Goal
Everything in the listing except the pictures should be written out exactly.

##### Records supplied

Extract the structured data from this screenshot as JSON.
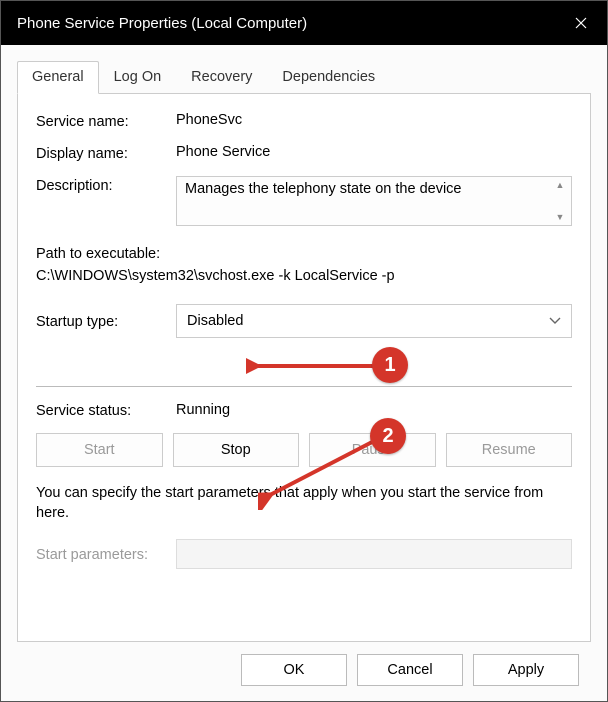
{
  "window": {
    "title": "Phone Service Properties (Local Computer)"
  },
  "tabs": {
    "general": "General",
    "logon": "Log On",
    "recovery": "Recovery",
    "dependencies": "Dependencies"
  },
  "labels": {
    "service_name": "Service name:",
    "display_name": "Display name:",
    "description": "Description:",
    "path_label": "Path to executable:",
    "startup_type": "Startup type:",
    "service_status": "Service status:",
    "start_parameters": "Start parameters:"
  },
  "values": {
    "service_name": "PhoneSvc",
    "display_name": "Phone Service",
    "description": "Manages the telephony state on the device",
    "path": "C:\\WINDOWS\\system32\\svchost.exe -k LocalService -p",
    "startup_selected": "Disabled",
    "service_status": "Running"
  },
  "buttons": {
    "start": "Start",
    "stop": "Stop",
    "pause": "Pause",
    "resume": "Resume",
    "ok": "OK",
    "cancel": "Cancel",
    "apply": "Apply"
  },
  "note": "You can specify the start parameters that apply when you start the service from here.",
  "annotations": {
    "one": "1",
    "two": "2"
  }
}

##########

Answer to this task
Extract the structured data from this screenshot as JSON.
{
  "window": {
    "title": "Phone Service Properties (Local Computer)"
  },
  "tabs": {
    "general": "General",
    "logon": "Log On",
    "recovery": "Recovery",
    "dependencies": "Dependencies"
  },
  "labels": {
    "service_name": "Service name:",
    "display_name": "Display name:",
    "description": "Description:",
    "path_label": "Path to executable:",
    "startup_type": "Startup type:",
    "service_status": "Service status:",
    "start_parameters": "Start parameters:"
  },
  "values": {
    "service_name": "PhoneSvc",
    "display_name": "Phone Service",
    "description": "Manages the telephony state on the device",
    "path": "C:\\WINDOWS\\system32\\svchost.exe -k LocalService -p",
    "startup_selected": "Disabled",
    "service_status": "Running"
  },
  "buttons": {
    "start": "Start",
    "stop": "Stop",
    "pause": "Pause",
    "resume": "Resume",
    "ok": "OK",
    "cancel": "Cancel",
    "apply": "Apply"
  },
  "note": "You can specify the start parameters that apply when you start the service from here.",
  "annotations": {
    "one": "1",
    "two": "2"
  }
}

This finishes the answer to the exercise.